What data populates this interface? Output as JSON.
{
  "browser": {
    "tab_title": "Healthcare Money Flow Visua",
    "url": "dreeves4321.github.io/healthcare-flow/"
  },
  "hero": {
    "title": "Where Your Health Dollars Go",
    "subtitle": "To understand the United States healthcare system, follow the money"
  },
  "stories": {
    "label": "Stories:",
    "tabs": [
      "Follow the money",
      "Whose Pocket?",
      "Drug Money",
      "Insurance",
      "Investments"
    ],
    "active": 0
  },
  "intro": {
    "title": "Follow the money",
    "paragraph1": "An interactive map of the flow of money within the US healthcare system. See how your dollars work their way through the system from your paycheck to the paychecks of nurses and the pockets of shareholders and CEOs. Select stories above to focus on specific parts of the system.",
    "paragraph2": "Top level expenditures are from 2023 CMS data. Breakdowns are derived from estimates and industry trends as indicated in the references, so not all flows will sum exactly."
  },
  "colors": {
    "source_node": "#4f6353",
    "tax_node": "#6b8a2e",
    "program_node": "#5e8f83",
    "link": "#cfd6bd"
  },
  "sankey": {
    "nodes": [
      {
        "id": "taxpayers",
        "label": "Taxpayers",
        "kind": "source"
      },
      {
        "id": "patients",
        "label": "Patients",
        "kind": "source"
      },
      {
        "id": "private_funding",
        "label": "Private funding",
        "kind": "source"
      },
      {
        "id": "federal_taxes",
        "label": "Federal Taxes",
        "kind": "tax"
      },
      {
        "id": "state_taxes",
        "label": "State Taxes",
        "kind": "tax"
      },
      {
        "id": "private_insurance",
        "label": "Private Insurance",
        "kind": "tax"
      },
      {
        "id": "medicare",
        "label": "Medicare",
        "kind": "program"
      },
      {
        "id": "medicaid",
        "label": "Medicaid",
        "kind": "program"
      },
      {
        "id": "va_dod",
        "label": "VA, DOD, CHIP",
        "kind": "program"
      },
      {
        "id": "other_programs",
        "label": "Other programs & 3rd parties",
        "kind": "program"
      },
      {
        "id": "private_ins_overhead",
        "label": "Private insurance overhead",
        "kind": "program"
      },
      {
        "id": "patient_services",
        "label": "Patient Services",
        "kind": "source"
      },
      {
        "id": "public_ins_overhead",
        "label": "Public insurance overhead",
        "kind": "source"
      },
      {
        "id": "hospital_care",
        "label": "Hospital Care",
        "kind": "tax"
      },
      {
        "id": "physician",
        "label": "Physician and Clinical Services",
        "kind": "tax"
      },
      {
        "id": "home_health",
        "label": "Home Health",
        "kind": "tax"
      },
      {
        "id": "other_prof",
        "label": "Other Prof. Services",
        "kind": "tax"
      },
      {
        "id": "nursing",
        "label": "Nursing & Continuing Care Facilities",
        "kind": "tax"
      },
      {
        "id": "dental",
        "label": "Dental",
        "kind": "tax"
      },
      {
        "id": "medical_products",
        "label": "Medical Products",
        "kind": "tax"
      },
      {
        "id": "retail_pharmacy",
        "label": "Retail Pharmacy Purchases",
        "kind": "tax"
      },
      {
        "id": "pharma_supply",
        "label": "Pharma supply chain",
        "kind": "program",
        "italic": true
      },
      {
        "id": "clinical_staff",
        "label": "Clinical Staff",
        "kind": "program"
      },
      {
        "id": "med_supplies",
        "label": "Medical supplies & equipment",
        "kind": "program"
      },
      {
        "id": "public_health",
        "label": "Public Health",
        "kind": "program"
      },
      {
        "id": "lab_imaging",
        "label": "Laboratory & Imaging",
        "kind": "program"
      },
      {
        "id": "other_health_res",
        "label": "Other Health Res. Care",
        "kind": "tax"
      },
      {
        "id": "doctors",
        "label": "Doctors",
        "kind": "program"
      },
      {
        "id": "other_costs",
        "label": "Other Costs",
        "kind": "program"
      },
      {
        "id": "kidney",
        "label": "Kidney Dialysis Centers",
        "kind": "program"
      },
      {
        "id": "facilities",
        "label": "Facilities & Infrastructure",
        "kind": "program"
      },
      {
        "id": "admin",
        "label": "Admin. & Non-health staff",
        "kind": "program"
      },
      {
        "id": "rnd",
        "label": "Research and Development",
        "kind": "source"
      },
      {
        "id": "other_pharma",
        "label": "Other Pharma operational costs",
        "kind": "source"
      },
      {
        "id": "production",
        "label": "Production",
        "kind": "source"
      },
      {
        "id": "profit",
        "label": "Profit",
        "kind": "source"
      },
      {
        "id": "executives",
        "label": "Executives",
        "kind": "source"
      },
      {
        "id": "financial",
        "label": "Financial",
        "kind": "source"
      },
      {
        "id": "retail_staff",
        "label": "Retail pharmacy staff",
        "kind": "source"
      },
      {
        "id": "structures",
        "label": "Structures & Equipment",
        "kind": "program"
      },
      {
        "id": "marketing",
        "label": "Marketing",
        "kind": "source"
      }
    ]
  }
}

----------------------------------------

▶ **About this task**
Set all of the records down again, exactly as they stand.

▶ **Written response**
What data populates this interface? Output as JSON.
{
  "browser": {
    "tab_title": "Healthcare Money Flow Visua",
    "url": "dreeves4321.github.io/healthcare-flow/"
  },
  "hero": {
    "title": "Where Your Health Dollars Go",
    "subtitle": "To understand the United States healthcare system, follow the money"
  },
  "stories": {
    "label": "Stories:",
    "tabs": [
      "Follow the money",
      "Whose Pocket?",
      "Drug Money",
      "Insurance",
      "Investments"
    ],
    "active": 0
  },
  "intro": {
    "title": "Follow the money",
    "paragraph1": "An interactive map of the flow of money within the US healthcare system. See how your dollars work their way through the system from your paycheck to the paychecks of nurses and the pockets of shareholders and CEOs. Select stories above to focus on specific parts of the system.",
    "paragraph2": "Top level expenditures are from 2023 CMS data. Breakdowns are derived from estimates and industry trends as indicated in the references, so not all flows will sum exactly."
  },
  "colors": {
    "source_node": "#4f6353",
    "tax_node": "#6b8a2e",
    "program_node": "#5e8f83",
    "link": "#cfd6bd"
  },
  "sankey": {
    "nodes": [
      {
        "id": "taxpayers",
        "label": "Taxpayers",
        "kind": "source"
      },
      {
        "id": "patients",
        "label": "Patients",
        "kind": "source"
      },
      {
        "id": "private_funding",
        "label": "Private funding",
        "kind": "source"
      },
      {
        "id": "federal_taxes",
        "label": "Federal Taxes",
        "kind": "tax"
      },
      {
        "id": "state_taxes",
        "label": "State Taxes",
        "kind": "tax"
      },
      {
        "id": "private_insurance",
        "label": "Private Insurance",
        "kind": "tax"
      },
      {
        "id": "medicare",
        "label": "Medicare",
        "kind": "program"
      },
      {
        "id": "medicaid",
        "label": "Medicaid",
        "kind": "program"
      },
      {
        "id": "va_dod",
        "label": "VA, DOD, CHIP",
        "kind": "program"
      },
      {
        "id": "other_programs",
        "label": "Other programs & 3rd parties",
        "kind": "program"
      },
      {
        "id": "private_ins_overhead",
        "label": "Private insurance overhead",
        "kind": "program"
      },
      {
        "id": "patient_services",
        "label": "Patient Services",
        "kind": "source"
      },
      {
        "id": "public_ins_overhead",
        "label": "Public insurance overhead",
        "kind": "source"
      },
      {
        "id": "hospital_care",
        "label": "Hospital Care",
        "kind": "tax"
      },
      {
        "id": "physician",
        "label": "Physician and Clinical Services",
        "kind": "tax"
      },
      {
        "id": "home_health",
        "label": "Home Health",
        "kind": "tax"
      },
      {
        "id": "other_prof",
        "label": "Other Prof. Services",
        "kind": "tax"
      },
      {
        "id": "nursing",
        "label": "Nursing & Continuing Care Facilities",
        "kind": "tax"
      },
      {
        "id": "dental",
        "label": "Dental",
        "kind": "tax"
      },
      {
        "id": "medical_products",
        "label": "Medical Products",
        "kind": "tax"
      },
      {
        "id": "retail_pharmacy",
        "label": "Retail Pharmacy Purchases",
        "kind": "tax"
      },
      {
        "id": "pharma_supply",
        "label": "Pharma supply chain",
        "kind": "program",
        "italic": true
      },
      {
        "id": "clinical_staff",
        "label": "Clinical Staff",
        "kind": "program"
      },
      {
        "id": "med_supplies",
        "label": "Medical supplies & equipment",
        "kind": "program"
      },
      {
        "id": "public_health",
        "label": "Public Health",
        "kind": "program"
      },
      {
        "id": "lab_imaging",
        "label": "Laboratory & Imaging",
        "kind": "program"
      },
      {
        "id": "other_health_res",
        "label": "Other Health Res. Care",
        "kind": "tax"
      },
      {
        "id": "doctors",
        "label": "Doctors",
        "kind": "program"
      },
      {
        "id": "other_costs",
        "label": "Other Costs",
        "kind": "program"
      },
      {
        "id": "kidney",
        "label": "Kidney Dialysis Centers",
        "kind": "program"
      },
      {
        "id": "facilities",
        "label": "Facilities & Infrastructure",
        "kind": "program"
      },
      {
        "id": "admin",
        "label": "Admin. & Non-health staff",
        "kind": "program"
      },
      {
        "id": "rnd",
        "label": "Research and Development",
        "kind": "source"
      },
      {
        "id": "other_pharma",
        "label": "Other Pharma operational costs",
        "kind": "source"
      },
      {
        "id": "production",
        "label": "Production",
        "kind": "source"
      },
      {
        "id": "profit",
        "label": "Profit",
        "kind": "source"
      },
      {
        "id": "executives",
        "label": "Executives",
        "kind": "source"
      },
      {
        "id": "financial",
        "label": "Financial",
        "kind": "source"
      },
      {
        "id": "retail_staff",
        "label": "Retail pharmacy staff",
        "kind": "source"
      },
      {
        "id": "structures",
        "label": "Structures & Equipment",
        "kind": "program"
      },
      {
        "id": "marketing",
        "label": "Marketing",
        "kind": "source"
      }
    ]
  }
}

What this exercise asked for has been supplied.